■ WORK TO COMPLETE
Return the entries in full, exactly as written.

■ RECORDS TO PROCESS
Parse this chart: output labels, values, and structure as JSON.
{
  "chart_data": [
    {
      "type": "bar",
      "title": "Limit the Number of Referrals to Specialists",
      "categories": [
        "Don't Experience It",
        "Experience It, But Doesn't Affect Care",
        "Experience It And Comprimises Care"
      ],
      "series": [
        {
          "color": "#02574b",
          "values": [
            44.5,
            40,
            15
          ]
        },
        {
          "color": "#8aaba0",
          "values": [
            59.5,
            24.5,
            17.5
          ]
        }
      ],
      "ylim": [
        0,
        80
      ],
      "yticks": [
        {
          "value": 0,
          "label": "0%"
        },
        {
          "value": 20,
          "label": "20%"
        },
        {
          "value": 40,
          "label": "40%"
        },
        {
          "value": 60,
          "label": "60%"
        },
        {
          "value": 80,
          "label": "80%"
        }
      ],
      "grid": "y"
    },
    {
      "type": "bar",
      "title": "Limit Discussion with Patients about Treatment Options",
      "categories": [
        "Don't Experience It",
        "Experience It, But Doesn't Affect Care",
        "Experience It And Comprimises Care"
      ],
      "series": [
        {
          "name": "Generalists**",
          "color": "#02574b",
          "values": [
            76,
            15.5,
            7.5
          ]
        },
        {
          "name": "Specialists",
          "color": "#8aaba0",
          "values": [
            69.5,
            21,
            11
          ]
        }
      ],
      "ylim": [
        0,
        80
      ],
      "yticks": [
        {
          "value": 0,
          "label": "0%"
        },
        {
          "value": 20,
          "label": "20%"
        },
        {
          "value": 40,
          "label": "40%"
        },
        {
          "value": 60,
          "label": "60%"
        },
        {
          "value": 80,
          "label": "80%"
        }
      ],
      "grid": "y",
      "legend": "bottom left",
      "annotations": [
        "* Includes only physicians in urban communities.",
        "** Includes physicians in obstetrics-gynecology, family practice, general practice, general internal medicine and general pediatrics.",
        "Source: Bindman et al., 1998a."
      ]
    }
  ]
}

■ TASK ANSWER
Parse this chart: output labels, values, and structure as JSON.
{
  "chart_data": [
    {
      "type": "bar",
      "title": "Limit the Number of Referrals to Specialists",
      "categories": [
        "Don't Experience It",
        "Experience It, But Doesn't Affect Care",
        "Experience It And Comprimises Care"
      ],
      "series": [
        {
          "color": "#02574b",
          "values": [
            44.5,
            40,
            15
          ]
        },
        {
          "color": "#8aaba0",
          "values": [
            59.5,
            24.5,
            17.5
          ]
        }
      ],
      "ylim": [
        0,
        80
      ],
      "yticks": [
        {
          "value": 0,
          "label": "0%"
        },
        {
          "value": 20,
          "label": "20%"
        },
        {
          "value": 40,
          "label": "40%"
        },
        {
          "value": 60,
          "label": "60%"
        },
        {
          "value": 80,
          "label": "80%"
        }
      ],
      "grid": "y"
    },
    {
      "type": "bar",
      "title": "Limit Discussion with Patients about Treatment Options",
      "categories": [
        "Don't Experience It",
        "Experience It, But Doesn't Affect Care",
        "Experience It And Comprimises Care"
      ],
      "series": [
        {
          "name": "Generalists**",
          "color": "#02574b",
          "values": [
            76,
            15.5,
            7.5
          ]
        },
        {
          "name": "Specialists",
          "color": "#8aaba0",
          "values": [
            69.5,
            21,
            11
          ]
        }
      ],
      "ylim": [
        0,
        80
      ],
      "yticks": [
        {
          "value": 0,
          "label": "0%"
        },
        {
          "value": 20,
          "label": "20%"
        },
        {
          "value": 40,
          "label": "40%"
        },
        {
          "value": 60,
          "label": "60%"
        },
        {
          "value": 80,
          "label": "80%"
        }
      ],
      "grid": "y",
      "legend": "bottom left",
      "annotations": [
        "* Includes only physicians in urban communities.",
        "** Includes physicians in obstetrics-gynecology, family practice, general practice, general internal medicine and general pediatrics.",
        "Source: Bindman et al., 1998a."
      ]
    }
  ]
}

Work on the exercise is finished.